# PAGE EXTRACT
--- start ---

United States v. Leiter Minerals

Decision Date22 June 1954
Docket NumberCiv. No. 4379.
PartiesUNITED STATES of America, Plaintiff, v. The LEITER MINERALS, Inc., et al., Defendants.
CourtU.S. District Court — Eastern District of Louisiana

George R. Blue, U. S. Atty., M. Hepburn Many, Asst. U. S. Atty., New Orleans, La., for plaintiff.

S. W. Plauche, Jr., Lake Charles, La., for The Leiter Minerals, Inc.

Milling, Saal, Saunders, Benson & Woodward, Charles D. Marshall, New Orleans, La., for The California Co.

WRIGHT, District Judge.

This matter is before the court on motion of the United States for a preliminary injunction against the defendant, Leiter Minerals, Inc., restraining it, pending further proceedings herein, from prosecuting a title suit in the Twenty-Fifth Judicial District Court for the Parish of Plaquemines, Louisiana, against certain mineral lessees of the United States. In that suit Leiter Minerals is claiming ownership of the mineral rights beneath land sold by its predecessor in title to the United States.

--- end ---

# RECORDED DATA
--- start ---

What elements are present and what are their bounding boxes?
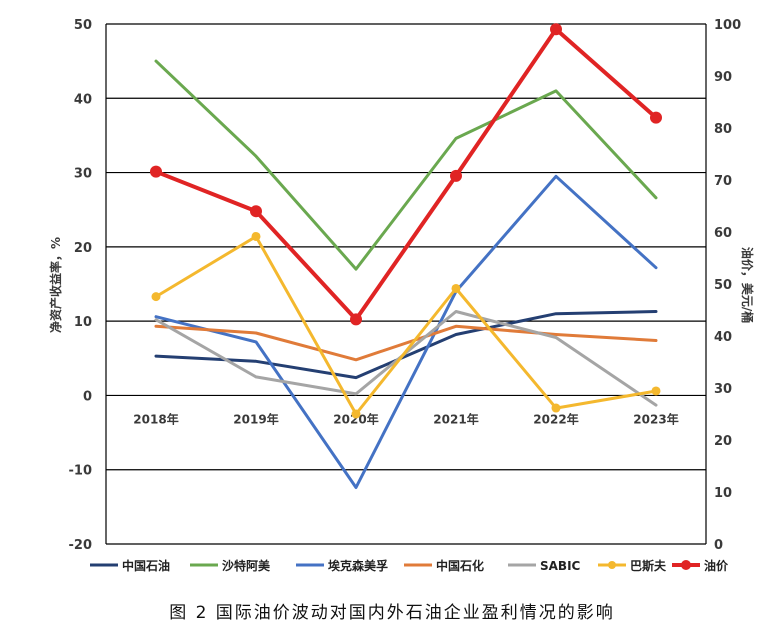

--- end ---

# WHAT IS ASKED
Copy everything from "WRIGHT, District Judge." down to "to the United States." in the court decision word for word. The lines that come next have no connection to the court decision.

# THE SOLUTION
WRIGHT, District Judge.

This matter is before the court on motion of the United States for a preliminary injunction against the defendant, Leiter Minerals, Inc., restraining it, pending further proceedings herein, from prosecuting a title suit in the Twenty-Fifth Judicial District Court for the Parish of Plaquemines, Louisiana, against certain mineral lessees of the United States. In that suit Leiter Minerals is claiming ownership of the mineral rights beneath land sold by its predecessor in title to the United States.